SET EXERCISE: Read through the entries below and return each line with the word "this".

INFORMATION PROVIDED:
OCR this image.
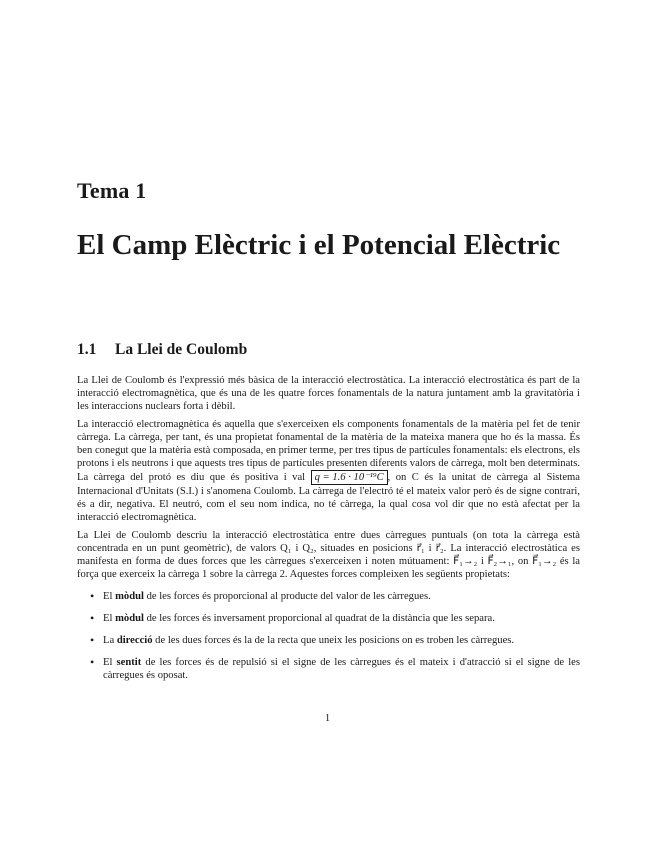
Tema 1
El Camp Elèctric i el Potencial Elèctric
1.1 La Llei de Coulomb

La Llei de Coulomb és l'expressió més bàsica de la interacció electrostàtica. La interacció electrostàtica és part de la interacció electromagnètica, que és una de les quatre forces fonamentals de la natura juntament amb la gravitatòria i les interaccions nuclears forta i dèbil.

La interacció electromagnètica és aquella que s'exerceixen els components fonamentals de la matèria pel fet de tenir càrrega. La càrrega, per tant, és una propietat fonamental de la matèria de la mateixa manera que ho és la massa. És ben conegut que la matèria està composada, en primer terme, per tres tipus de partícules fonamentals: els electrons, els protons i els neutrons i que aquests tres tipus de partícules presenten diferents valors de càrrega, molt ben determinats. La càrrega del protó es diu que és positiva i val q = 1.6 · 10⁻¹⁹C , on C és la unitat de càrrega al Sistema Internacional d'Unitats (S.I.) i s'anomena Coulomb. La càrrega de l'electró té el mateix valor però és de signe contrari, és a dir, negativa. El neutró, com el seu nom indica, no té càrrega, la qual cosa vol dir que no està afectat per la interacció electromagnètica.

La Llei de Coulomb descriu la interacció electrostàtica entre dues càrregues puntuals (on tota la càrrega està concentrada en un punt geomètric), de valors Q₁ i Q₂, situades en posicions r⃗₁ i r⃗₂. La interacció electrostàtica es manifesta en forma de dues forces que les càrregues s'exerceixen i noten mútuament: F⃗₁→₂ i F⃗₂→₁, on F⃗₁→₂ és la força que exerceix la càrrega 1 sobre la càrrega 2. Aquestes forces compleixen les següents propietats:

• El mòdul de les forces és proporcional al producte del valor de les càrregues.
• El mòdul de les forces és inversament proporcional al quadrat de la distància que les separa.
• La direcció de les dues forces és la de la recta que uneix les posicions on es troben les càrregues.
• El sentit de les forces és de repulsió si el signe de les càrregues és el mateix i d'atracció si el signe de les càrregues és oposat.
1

...

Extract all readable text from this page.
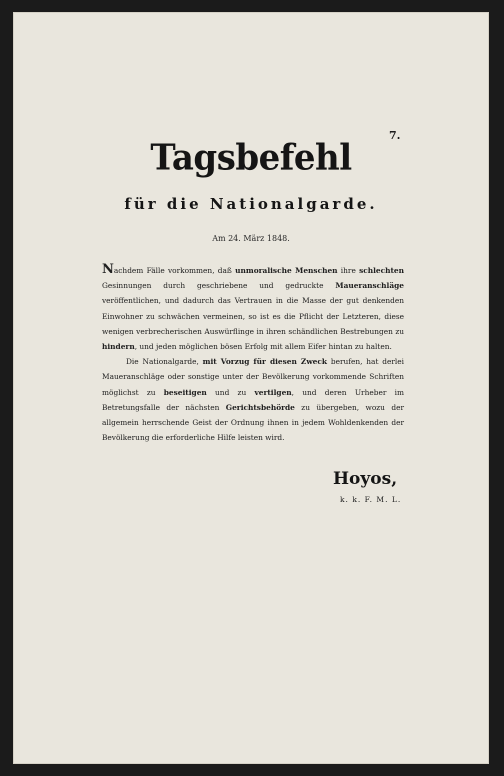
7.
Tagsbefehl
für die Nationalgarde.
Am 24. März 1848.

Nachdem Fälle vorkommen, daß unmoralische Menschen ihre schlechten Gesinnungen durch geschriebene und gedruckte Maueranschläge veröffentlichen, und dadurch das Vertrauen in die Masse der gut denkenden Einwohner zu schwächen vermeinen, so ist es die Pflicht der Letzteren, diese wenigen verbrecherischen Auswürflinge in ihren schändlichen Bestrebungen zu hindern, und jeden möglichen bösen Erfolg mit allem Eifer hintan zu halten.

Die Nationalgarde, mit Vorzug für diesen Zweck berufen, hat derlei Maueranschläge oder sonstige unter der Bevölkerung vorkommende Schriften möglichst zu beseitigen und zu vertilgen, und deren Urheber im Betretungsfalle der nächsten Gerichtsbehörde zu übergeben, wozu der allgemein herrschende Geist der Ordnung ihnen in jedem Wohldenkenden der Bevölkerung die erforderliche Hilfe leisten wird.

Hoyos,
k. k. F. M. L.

---

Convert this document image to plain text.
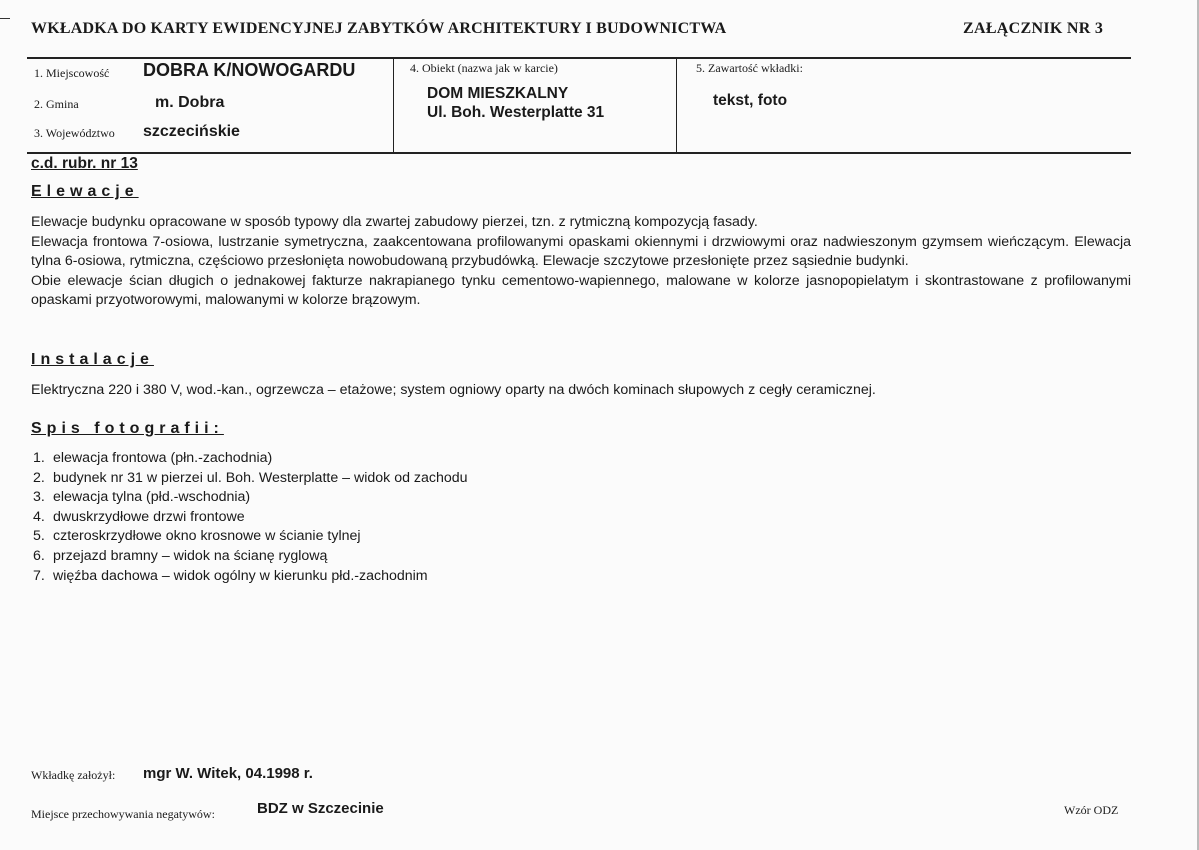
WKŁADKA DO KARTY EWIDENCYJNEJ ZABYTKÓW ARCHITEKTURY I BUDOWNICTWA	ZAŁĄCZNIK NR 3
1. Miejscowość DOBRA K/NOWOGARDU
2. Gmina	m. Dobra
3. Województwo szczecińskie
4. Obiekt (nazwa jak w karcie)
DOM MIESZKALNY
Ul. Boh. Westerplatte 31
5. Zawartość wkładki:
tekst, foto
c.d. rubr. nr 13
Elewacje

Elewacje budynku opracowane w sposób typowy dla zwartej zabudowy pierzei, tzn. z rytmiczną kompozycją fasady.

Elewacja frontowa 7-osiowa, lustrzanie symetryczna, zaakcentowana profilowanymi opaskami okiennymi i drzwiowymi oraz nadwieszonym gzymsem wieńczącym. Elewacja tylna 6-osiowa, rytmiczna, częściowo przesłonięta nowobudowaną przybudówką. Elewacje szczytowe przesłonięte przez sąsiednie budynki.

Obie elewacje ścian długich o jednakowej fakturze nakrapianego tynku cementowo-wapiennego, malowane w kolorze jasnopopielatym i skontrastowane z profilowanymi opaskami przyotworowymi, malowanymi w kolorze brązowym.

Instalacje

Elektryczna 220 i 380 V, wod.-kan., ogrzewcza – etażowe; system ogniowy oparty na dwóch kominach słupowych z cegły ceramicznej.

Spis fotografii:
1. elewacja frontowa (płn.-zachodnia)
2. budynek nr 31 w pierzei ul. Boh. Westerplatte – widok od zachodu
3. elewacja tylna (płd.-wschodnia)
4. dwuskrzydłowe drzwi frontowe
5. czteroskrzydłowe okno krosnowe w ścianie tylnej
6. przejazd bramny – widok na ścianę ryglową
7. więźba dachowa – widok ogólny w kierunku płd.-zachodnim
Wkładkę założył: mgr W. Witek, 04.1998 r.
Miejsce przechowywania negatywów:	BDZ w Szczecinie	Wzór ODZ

TASK SOLUTION:
OCR this image.
Extract all readable text from this page.
Convert this document image to plain text.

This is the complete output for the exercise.